— START Records to process —
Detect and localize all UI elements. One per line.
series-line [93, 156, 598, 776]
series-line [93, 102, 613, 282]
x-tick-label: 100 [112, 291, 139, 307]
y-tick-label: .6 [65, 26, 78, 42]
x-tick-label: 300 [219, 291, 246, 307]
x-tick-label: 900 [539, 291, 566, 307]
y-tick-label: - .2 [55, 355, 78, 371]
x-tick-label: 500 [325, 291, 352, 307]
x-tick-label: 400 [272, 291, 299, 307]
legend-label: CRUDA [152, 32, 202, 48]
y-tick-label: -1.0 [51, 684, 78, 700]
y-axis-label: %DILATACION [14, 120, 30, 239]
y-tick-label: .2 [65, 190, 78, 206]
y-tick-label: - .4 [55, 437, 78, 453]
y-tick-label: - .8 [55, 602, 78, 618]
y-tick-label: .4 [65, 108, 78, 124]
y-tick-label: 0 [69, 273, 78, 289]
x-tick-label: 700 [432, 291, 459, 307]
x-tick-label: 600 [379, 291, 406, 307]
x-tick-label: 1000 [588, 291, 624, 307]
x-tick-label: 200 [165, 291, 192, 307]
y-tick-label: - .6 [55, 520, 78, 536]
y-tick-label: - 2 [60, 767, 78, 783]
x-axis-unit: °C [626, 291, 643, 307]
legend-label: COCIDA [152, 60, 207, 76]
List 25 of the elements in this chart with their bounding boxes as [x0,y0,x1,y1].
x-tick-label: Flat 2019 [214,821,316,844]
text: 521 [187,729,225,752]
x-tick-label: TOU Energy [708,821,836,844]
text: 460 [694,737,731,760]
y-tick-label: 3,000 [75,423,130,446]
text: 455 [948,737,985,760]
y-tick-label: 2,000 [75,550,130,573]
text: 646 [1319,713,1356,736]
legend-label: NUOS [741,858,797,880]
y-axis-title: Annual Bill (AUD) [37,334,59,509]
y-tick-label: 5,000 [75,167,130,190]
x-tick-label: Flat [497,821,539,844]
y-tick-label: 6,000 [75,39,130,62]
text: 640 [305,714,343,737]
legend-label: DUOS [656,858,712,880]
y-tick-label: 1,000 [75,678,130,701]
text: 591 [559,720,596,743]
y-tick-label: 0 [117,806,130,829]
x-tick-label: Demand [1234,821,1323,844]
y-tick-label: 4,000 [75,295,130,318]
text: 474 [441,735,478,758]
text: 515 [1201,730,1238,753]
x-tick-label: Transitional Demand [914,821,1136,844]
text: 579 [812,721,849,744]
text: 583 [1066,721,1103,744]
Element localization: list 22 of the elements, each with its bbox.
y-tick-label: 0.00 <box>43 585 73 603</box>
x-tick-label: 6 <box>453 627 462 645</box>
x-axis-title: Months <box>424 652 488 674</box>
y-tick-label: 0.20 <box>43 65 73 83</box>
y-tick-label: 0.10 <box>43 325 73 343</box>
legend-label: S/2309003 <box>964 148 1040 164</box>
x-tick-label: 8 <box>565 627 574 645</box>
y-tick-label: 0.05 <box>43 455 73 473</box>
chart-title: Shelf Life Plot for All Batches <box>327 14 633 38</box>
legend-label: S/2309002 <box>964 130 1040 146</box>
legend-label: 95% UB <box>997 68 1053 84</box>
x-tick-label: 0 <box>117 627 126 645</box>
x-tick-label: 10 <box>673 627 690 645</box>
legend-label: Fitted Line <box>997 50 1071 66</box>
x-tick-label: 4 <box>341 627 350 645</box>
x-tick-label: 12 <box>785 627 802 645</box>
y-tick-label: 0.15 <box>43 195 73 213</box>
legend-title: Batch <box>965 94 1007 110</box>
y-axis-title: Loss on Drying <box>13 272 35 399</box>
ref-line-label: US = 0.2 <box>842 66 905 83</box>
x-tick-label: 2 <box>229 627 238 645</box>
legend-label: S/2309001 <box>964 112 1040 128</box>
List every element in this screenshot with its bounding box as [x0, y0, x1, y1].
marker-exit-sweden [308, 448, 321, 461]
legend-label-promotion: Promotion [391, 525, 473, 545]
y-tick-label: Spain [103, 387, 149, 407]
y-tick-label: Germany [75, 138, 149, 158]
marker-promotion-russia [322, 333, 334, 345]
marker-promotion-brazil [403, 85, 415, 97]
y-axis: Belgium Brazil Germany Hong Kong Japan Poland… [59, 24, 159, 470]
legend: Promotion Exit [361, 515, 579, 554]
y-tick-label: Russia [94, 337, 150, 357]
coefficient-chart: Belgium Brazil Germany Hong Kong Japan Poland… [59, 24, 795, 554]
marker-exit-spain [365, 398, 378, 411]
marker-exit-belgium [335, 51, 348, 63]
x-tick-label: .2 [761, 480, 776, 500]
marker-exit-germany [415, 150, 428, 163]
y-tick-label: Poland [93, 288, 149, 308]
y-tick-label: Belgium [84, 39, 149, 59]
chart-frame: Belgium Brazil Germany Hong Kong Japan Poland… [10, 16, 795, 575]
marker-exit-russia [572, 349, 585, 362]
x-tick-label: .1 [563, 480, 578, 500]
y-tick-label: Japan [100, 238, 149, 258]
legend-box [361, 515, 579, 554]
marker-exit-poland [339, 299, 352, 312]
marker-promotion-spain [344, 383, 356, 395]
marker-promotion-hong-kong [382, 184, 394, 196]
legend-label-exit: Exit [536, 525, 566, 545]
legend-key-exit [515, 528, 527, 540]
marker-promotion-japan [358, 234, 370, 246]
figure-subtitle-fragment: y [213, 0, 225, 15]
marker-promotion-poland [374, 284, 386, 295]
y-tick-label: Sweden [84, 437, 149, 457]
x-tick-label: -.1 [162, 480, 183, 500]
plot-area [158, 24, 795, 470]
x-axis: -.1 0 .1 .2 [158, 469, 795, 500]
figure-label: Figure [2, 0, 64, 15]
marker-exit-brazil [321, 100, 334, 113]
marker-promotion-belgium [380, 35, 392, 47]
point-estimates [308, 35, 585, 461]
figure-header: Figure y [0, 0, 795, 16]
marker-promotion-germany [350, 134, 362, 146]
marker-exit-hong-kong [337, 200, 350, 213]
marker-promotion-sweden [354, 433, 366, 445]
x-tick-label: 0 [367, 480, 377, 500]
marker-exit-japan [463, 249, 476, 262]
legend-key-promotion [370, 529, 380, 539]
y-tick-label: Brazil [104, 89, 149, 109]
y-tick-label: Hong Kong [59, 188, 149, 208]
— END Records to process —
- Your task
Print every entry above again, line for line, with no changes.

- Answer to the exercise
Detect and localize all UI elements. One per line.
series-line [93, 156, 598, 776]
series-line [93, 102, 613, 282]
x-tick-label: 100 [112, 291, 139, 307]
y-tick-label: .6 [65, 26, 78, 42]
x-tick-label: 300 [219, 291, 246, 307]
x-tick-label: 900 [539, 291, 566, 307]
y-tick-label: - .2 [55, 355, 78, 371]
x-tick-label: 500 [325, 291, 352, 307]
x-tick-label: 400 [272, 291, 299, 307]
legend-label: CRUDA [152, 32, 202, 48]
y-tick-label: -1.0 [51, 684, 78, 700]
y-axis-label: %DILATACION [14, 120, 30, 239]
y-tick-label: .2 [65, 190, 78, 206]
y-tick-label: - .4 [55, 437, 78, 453]
y-tick-label: - .8 [55, 602, 78, 618]
y-tick-label: .4 [65, 108, 78, 124]
y-tick-label: 0 [69, 273, 78, 289]
x-tick-label: 700 [432, 291, 459, 307]
x-tick-label: 600 [379, 291, 406, 307]
x-tick-label: 1000 [588, 291, 624, 307]
x-tick-label: 200 [165, 291, 192, 307]
y-tick-label: - .6 [55, 520, 78, 536]
y-tick-label: - 2 [60, 767, 78, 783]
x-axis-unit: °C [626, 291, 643, 307]
legend-label: COCIDA [152, 60, 207, 76]
List 25 of the elements in this chart with their bounding boxes as [x0,y0,x1,y1].
x-tick-label: Flat 2019 [214,821,316,844]
text: 521 [187,729,225,752]
x-tick-label: TOU Energy [708,821,836,844]
text: 460 [694,737,731,760]
y-tick-label: 3,000 [75,423,130,446]
text: 455 [948,737,985,760]
y-tick-label: 2,000 [75,550,130,573]
text: 646 [1319,713,1356,736]
legend-label: NUOS [741,858,797,880]
y-axis-title: Annual Bill (AUD) [37,334,59,509]
y-tick-label: 5,000 [75,167,130,190]
x-tick-label: Flat [497,821,539,844]
y-tick-label: 6,000 [75,39,130,62]
text: 640 [305,714,343,737]
legend-label: DUOS [656,858,712,880]
y-tick-label: 1,000 [75,678,130,701]
text: 591 [559,720,596,743]
y-tick-label: 0 [117,806,130,829]
x-tick-label: Demand [1234,821,1323,844]
y-tick-label: 4,000 [75,295,130,318]
text: 474 [441,735,478,758]
text: 515 [1201,730,1238,753]
x-tick-label: Transitional Demand [914,821,1136,844]
text: 579 [812,721,849,744]
text: 583 [1066,721,1103,744]
Element localization: list 22 of the elements, each with its bbox.
y-tick-label: 0.00 <box>43 585 73 603</box>
x-tick-label: 6 <box>453 627 462 645</box>
x-axis-title: Months <box>424 652 488 674</box>
y-tick-label: 0.20 <box>43 65 73 83</box>
y-tick-label: 0.10 <box>43 325 73 343</box>
legend-label: S/2309003 <box>964 148 1040 164</box>
x-tick-label: 8 <box>565 627 574 645</box>
y-tick-label: 0.05 <box>43 455 73 473</box>
chart-title: Shelf Life Plot for All Batches <box>327 14 633 38</box>
legend-label: S/2309002 <box>964 130 1040 146</box>
legend-label: 95% UB <box>997 68 1053 84</box>
x-tick-label: 0 <box>117 627 126 645</box>
x-tick-label: 10 <box>673 627 690 645</box>
legend-label: Fitted Line <box>997 50 1071 66</box>
x-tick-label: 4 <box>341 627 350 645</box>
x-tick-label: 12 <box>785 627 802 645</box>
y-tick-label: 0.15 <box>43 195 73 213</box>
legend-title: Batch <box>965 94 1007 110</box>
y-axis-title: Loss on Drying <box>13 272 35 399</box>
ref-line-label: US = 0.2 <box>842 66 905 83</box>
x-tick-label: 2 <box>229 627 238 645</box>
legend-label: S/2309001 <box>964 112 1040 128</box>
List every element in this screenshot with its bounding box as [x0, y0, x1, y1].
marker-exit-sweden [308, 448, 321, 461]
legend-label-promotion: Promotion [391, 525, 473, 545]
y-tick-label: Spain [103, 387, 149, 407]
y-tick-label: Germany [75, 138, 149, 158]
marker-promotion-russia [322, 333, 334, 345]
marker-promotion-brazil [403, 85, 415, 97]
y-axis: Belgium Brazil Germany Hong Kong Japan Poland… [59, 24, 159, 470]
legend: Promotion Exit [361, 515, 579, 554]
y-tick-label: Russia [94, 337, 150, 357]
coefficient-chart: Belgium Brazil Germany Hong Kong Japan Poland… [59, 24, 795, 554]
marker-exit-spain [365, 398, 378, 411]
marker-exit-belgium [335, 51, 348, 63]
x-tick-label: .2 [761, 480, 776, 500]
marker-exit-germany [415, 150, 428, 163]
y-tick-label: Poland [93, 288, 149, 308]
y-tick-label: Belgium [84, 39, 149, 59]
chart-frame: Belgium Brazil Germany Hong Kong Japan Poland… [10, 16, 795, 575]
marker-exit-russia [572, 349, 585, 362]
x-tick-label: .1 [563, 480, 578, 500]
y-tick-label: Japan [100, 238, 149, 258]
legend-box [361, 515, 579, 554]
marker-exit-poland [339, 299, 352, 312]
marker-promotion-spain [344, 383, 356, 395]
marker-promotion-hong-kong [382, 184, 394, 196]
legend-label-exit: Exit [536, 525, 566, 545]
legend-key-exit [515, 528, 527, 540]
marker-promotion-japan [358, 234, 370, 246]
figure-subtitle-fragment: y [213, 0, 225, 15]
marker-promotion-poland [374, 284, 386, 295]
y-tick-label: Sweden [84, 437, 149, 457]
x-tick-label: -.1 [162, 480, 183, 500]
plot-area [158, 24, 795, 470]
x-axis: -.1 0 .1 .2 [158, 469, 795, 500]
figure-label: Figure [2, 0, 64, 15]
marker-exit-brazil [321, 100, 334, 113]
marker-promotion-belgium [380, 35, 392, 47]
point-estimates [308, 35, 585, 461]
figure-header: Figure y [0, 0, 795, 16]
marker-promotion-germany [350, 134, 362, 146]
marker-exit-hong-kong [337, 200, 350, 213]
marker-promotion-sweden [354, 433, 366, 445]
x-tick-label: 0 [367, 480, 377, 500]
marker-exit-japan [463, 249, 476, 262]
legend-key-promotion [370, 529, 380, 539]
y-tick-label: Brazil [104, 89, 149, 109]
y-tick-label: Hong Kong [59, 188, 149, 208]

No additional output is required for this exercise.